**PROBLEM REQUIREMENTS:**
Please return each record exactly, leaving nothing out.

**EXTRACTED DATA:**
[Start of section]

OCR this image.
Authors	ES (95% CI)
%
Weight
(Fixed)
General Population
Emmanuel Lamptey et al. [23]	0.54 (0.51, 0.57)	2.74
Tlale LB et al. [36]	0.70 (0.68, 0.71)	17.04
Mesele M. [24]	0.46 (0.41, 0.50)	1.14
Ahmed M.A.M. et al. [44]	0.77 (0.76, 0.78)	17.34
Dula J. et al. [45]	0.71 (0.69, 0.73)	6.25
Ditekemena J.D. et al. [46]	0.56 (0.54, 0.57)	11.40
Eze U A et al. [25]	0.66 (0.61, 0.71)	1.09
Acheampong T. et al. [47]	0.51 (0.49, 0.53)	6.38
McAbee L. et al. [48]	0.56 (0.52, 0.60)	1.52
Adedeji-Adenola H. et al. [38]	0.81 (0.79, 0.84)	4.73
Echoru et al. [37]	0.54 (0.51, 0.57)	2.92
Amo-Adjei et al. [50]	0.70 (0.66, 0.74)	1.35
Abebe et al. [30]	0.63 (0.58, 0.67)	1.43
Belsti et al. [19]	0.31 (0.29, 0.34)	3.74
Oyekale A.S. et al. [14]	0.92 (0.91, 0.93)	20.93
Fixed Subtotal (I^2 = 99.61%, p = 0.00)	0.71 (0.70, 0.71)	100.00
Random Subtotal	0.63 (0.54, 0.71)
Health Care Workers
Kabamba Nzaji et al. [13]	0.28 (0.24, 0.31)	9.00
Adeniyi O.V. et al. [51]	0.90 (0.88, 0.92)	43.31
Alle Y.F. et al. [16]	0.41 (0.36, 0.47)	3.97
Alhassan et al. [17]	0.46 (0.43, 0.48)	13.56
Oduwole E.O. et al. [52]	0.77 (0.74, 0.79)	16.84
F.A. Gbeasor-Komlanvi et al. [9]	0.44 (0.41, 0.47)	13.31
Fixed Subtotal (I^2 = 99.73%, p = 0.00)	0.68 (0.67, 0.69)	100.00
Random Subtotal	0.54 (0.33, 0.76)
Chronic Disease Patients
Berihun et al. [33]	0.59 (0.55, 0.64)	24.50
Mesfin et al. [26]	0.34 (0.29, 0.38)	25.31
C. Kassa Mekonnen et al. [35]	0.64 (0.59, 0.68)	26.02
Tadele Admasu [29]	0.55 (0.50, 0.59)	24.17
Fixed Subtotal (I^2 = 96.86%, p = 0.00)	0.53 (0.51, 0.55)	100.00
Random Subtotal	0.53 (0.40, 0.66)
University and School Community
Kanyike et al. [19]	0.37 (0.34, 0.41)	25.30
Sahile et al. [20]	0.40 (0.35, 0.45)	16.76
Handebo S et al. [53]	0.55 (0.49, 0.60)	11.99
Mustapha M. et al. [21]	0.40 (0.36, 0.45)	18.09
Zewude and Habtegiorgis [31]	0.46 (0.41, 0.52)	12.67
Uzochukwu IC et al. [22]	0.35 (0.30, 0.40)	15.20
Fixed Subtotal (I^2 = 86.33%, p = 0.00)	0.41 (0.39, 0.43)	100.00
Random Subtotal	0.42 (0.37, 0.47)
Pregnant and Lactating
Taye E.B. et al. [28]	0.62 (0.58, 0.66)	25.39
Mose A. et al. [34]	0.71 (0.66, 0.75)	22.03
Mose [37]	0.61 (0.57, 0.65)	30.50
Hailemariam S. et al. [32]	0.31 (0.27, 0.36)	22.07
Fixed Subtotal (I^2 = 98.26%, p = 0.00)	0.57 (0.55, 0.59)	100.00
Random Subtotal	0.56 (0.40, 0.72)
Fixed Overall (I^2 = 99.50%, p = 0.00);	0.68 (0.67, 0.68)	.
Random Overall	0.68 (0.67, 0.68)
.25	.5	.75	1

[End of section]

**EXERCISE ANSWER:**
OCR this image.
Authors	ES (95% CI)
%
Weight
(Fixed)
General Population
Emmanuel Lamptey et al. [23]	0.54 (0.51, 0.57)	2.74
Tlale LB et al. [36]	0.70 (0.68, 0.71)	17.04
Mesele M. [24]	0.46 (0.41, 0.50)	1.14
Ahmed M.A.M. et al. [44]	0.77 (0.76, 0.78)	17.34
Dula J. et al. [45]	0.71 (0.69, 0.73)	6.25
Ditekemena J.D. et al. [46]	0.56 (0.54, 0.57)	11.40
Eze U A et al. [25]	0.66 (0.61, 0.71)	1.09
Acheampong T. et al. [47]	0.51 (0.49, 0.53)	6.38
McAbee L. et al. [48]	0.56 (0.52, 0.60)	1.52
Adedeji-Adenola H. et al. [38]	0.81 (0.79, 0.84)	4.73
Echoru et al. [37]	0.54 (0.51, 0.57)	2.92
Amo-Adjei et al. [50]	0.70 (0.66, 0.74)	1.35
Abebe et al. [30]	0.63 (0.58, 0.67)	1.43
Belsti et al. [19]	0.31 (0.29, 0.34)	3.74
Oyekale A.S. et al. [14]	0.92 (0.91, 0.93)	20.93
Fixed Subtotal (I^2 = 99.61%, p = 0.00)	0.71 (0.70, 0.71)	100.00
Random Subtotal	0.63 (0.54, 0.71)
Health Care Workers
Kabamba Nzaji et al. [13]	0.28 (0.24, 0.31)	9.00
Adeniyi O.V. et al. [51]	0.90 (0.88, 0.92)	43.31
Alle Y.F. et al. [16]	0.41 (0.36, 0.47)	3.97
Alhassan et al. [17]	0.46 (0.43, 0.48)	13.56
Oduwole E.O. et al. [52]	0.77 (0.74, 0.79)	16.84
F.A. Gbeasor-Komlanvi et al. [9]	0.44 (0.41, 0.47)	13.31
Fixed Subtotal (I^2 = 99.73%, p = 0.00)	0.68 (0.67, 0.69)	100.00
Random Subtotal	0.54 (0.33, 0.76)
Chronic Disease Patients
Berihun et al. [33]	0.59 (0.55, 0.64)	24.50
Mesfin et al. [26]	0.34 (0.29, 0.38)	25.31
C. Kassa Mekonnen et al. [35]	0.64 (0.59, 0.68)	26.02
Tadele Admasu [29]	0.55 (0.50, 0.59)	24.17
Fixed Subtotal (I^2 = 96.86%, p = 0.00)	0.53 (0.51, 0.55)	100.00
Random Subtotal	0.53 (0.40, 0.66)
University and School Community
Kanyike et al. [19]	0.37 (0.34, 0.41)	25.30
Sahile et al. [20]	0.40 (0.35, 0.45)	16.76
Handebo S et al. [53]	0.55 (0.49, 0.60)	11.99
Mustapha M. et al. [21]	0.40 (0.36, 0.45)	18.09
Zewude and Habtegiorgis [31]	0.46 (0.41, 0.52)	12.67
Uzochukwu IC et al. [22]	0.35 (0.30, 0.40)	15.20
Fixed Subtotal (I^2 = 86.33%, p = 0.00)	0.41 (0.39, 0.43)	100.00
Random Subtotal	0.42 (0.37, 0.47)
Pregnant and Lactating
Taye E.B. et al. [28]	0.62 (0.58, 0.66)	25.39
Mose A. et al. [34]	0.71 (0.66, 0.75)	22.03
Mose [37]	0.61 (0.57, 0.65)	30.50
Hailemariam S. et al. [32]	0.31 (0.27, 0.36)	22.07
Fixed Subtotal (I^2 = 98.26%, p = 0.00)	0.57 (0.55, 0.59)	100.00
Random Subtotal	0.56 (0.40, 0.72)
Fixed Overall (I^2 = 99.50%, p = 0.00);	0.68 (0.67, 0.68)	.
Random Overall	0.68 (0.67, 0.68)
.25	.5	.75	1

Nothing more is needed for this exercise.